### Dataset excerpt
"""
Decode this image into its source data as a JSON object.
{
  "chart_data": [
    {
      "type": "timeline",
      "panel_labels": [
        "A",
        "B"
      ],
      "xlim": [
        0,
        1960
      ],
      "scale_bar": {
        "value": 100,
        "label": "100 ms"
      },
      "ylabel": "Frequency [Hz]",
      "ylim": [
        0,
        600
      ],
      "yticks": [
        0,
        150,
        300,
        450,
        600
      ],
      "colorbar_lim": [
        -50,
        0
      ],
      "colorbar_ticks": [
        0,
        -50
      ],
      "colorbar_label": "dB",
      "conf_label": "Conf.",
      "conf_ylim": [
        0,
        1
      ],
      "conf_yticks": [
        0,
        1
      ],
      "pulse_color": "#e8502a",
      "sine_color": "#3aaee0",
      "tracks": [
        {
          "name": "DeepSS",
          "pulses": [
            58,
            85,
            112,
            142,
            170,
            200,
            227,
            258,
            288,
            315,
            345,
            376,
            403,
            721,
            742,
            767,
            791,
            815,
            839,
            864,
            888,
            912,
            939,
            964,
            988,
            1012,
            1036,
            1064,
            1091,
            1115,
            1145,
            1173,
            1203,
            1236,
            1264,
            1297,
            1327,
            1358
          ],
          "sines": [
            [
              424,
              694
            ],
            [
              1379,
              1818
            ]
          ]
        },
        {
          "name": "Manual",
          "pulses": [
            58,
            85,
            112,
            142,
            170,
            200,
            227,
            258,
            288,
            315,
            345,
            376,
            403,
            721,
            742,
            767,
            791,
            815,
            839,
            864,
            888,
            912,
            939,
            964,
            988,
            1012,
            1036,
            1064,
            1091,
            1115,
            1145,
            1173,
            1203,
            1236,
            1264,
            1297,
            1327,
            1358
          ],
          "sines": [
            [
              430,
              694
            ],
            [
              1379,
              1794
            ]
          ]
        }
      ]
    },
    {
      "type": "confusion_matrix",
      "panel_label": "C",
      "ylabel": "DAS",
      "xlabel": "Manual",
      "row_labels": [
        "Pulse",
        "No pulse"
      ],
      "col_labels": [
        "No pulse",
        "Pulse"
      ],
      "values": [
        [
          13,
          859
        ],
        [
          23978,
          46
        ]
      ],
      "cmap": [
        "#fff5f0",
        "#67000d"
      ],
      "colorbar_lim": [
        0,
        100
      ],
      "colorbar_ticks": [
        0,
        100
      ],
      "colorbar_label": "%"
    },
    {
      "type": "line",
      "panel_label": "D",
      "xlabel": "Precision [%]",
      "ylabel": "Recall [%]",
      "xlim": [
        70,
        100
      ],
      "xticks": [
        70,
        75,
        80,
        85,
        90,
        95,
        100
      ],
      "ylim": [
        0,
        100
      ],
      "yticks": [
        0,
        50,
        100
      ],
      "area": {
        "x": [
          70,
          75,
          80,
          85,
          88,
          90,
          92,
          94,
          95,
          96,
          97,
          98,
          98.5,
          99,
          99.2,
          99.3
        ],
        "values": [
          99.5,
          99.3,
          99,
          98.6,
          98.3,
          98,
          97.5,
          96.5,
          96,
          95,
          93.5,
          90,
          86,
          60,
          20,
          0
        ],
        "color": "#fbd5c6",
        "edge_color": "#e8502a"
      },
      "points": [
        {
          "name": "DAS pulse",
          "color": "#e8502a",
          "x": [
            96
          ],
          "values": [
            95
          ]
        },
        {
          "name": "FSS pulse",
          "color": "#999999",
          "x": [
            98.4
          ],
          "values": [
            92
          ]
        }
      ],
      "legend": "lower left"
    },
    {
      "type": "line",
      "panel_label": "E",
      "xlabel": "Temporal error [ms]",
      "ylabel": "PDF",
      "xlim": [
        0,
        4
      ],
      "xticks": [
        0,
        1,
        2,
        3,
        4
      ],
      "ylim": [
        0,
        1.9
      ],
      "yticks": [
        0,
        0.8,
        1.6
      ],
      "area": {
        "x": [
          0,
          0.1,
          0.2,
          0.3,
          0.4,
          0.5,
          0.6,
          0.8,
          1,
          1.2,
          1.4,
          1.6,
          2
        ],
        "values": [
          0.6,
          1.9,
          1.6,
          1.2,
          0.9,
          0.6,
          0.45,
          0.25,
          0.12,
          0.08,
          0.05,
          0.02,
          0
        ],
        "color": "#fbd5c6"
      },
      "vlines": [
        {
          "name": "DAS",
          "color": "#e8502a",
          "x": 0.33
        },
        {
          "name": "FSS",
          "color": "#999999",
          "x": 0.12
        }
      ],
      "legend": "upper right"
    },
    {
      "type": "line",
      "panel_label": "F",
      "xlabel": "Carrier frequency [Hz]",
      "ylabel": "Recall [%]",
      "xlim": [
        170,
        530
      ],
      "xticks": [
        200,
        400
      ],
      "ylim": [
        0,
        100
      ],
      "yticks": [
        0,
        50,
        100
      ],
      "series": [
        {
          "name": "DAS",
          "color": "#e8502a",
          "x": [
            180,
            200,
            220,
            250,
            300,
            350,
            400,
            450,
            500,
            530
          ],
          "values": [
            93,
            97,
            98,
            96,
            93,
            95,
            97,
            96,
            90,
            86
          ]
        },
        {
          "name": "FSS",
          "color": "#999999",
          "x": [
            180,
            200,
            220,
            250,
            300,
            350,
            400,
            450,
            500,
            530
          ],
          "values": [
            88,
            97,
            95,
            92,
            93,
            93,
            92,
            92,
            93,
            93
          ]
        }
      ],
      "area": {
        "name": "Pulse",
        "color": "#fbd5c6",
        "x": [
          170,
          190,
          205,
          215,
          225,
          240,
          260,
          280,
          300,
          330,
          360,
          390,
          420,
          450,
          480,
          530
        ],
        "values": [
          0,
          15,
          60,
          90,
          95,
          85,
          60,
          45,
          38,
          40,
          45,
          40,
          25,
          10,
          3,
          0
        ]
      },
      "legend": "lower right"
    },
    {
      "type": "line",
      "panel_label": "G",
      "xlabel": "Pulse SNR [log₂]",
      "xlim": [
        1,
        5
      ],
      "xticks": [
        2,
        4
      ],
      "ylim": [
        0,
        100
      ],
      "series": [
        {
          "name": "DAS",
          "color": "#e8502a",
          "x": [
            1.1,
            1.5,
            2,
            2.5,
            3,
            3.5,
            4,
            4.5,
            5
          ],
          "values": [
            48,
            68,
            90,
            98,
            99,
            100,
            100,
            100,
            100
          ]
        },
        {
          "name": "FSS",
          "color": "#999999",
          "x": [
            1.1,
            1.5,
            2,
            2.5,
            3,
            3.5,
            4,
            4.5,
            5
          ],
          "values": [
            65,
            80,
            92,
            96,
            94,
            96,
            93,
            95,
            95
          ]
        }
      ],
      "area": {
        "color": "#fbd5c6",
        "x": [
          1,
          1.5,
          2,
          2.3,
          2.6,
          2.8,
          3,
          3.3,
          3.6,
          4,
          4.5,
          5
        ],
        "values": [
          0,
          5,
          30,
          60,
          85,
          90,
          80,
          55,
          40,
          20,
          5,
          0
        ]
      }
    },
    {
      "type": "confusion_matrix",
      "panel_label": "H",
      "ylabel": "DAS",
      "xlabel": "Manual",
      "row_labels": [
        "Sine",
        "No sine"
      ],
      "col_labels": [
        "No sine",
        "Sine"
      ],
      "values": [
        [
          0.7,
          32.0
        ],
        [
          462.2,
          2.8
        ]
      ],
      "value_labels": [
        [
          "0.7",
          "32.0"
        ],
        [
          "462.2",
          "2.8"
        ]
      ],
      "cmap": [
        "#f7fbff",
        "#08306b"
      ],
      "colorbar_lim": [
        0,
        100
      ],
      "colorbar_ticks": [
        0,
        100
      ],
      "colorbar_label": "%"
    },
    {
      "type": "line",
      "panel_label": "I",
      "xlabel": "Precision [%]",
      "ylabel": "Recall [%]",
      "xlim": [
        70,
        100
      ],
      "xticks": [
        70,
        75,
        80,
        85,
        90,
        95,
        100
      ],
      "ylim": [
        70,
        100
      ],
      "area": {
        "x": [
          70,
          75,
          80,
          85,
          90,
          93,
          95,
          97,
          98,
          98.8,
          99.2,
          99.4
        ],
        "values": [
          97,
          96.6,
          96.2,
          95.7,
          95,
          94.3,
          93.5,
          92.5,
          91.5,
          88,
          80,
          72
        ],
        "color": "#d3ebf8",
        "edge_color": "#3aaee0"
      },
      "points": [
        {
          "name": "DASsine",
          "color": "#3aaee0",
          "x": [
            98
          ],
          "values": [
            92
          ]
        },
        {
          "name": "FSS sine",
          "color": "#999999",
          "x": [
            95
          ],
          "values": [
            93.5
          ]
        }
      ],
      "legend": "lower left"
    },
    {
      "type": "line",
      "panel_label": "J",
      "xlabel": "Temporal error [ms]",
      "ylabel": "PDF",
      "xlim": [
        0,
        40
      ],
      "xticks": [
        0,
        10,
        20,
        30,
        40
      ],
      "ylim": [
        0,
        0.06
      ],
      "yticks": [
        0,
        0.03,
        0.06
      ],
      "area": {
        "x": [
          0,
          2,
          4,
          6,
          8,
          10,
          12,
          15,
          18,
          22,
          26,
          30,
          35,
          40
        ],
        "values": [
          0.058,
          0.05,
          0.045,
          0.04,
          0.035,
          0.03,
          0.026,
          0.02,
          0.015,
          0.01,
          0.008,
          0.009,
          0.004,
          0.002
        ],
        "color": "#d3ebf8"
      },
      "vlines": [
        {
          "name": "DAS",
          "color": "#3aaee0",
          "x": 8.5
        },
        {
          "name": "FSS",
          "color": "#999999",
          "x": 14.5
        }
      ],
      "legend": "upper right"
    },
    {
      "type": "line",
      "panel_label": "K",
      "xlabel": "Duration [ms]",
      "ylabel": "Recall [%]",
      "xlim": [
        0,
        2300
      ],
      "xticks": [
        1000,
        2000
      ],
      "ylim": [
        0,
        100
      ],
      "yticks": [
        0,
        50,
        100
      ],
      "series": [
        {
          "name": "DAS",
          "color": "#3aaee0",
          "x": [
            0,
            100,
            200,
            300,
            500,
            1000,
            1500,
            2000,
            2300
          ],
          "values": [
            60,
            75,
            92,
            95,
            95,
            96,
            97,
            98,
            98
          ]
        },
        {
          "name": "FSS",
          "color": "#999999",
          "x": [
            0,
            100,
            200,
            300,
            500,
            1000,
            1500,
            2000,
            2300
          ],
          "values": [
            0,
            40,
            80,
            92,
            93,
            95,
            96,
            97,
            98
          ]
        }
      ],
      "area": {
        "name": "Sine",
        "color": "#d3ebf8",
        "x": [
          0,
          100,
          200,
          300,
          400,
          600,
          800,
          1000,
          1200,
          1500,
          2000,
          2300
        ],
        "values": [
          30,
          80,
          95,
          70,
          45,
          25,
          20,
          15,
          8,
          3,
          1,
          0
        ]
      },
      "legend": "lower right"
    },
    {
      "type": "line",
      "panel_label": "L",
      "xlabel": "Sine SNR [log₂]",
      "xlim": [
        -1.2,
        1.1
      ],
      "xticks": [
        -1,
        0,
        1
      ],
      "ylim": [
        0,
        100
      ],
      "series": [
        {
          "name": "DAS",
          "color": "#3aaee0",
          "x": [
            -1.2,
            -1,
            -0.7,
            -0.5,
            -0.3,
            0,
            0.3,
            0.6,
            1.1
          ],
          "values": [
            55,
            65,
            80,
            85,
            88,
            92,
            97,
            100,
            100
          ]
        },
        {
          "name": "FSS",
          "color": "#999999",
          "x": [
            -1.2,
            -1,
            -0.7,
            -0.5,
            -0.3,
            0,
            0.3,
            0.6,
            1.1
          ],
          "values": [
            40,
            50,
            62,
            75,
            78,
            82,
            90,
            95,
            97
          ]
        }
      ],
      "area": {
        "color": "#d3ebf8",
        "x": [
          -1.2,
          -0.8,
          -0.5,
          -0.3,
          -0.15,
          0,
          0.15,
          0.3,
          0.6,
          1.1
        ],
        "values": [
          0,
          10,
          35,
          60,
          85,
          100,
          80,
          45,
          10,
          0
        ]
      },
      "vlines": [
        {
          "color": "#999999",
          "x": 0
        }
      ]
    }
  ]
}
"""
### Request
Reply with one number only, the count of lines above that hold the string "xlabel".

### Answer below
10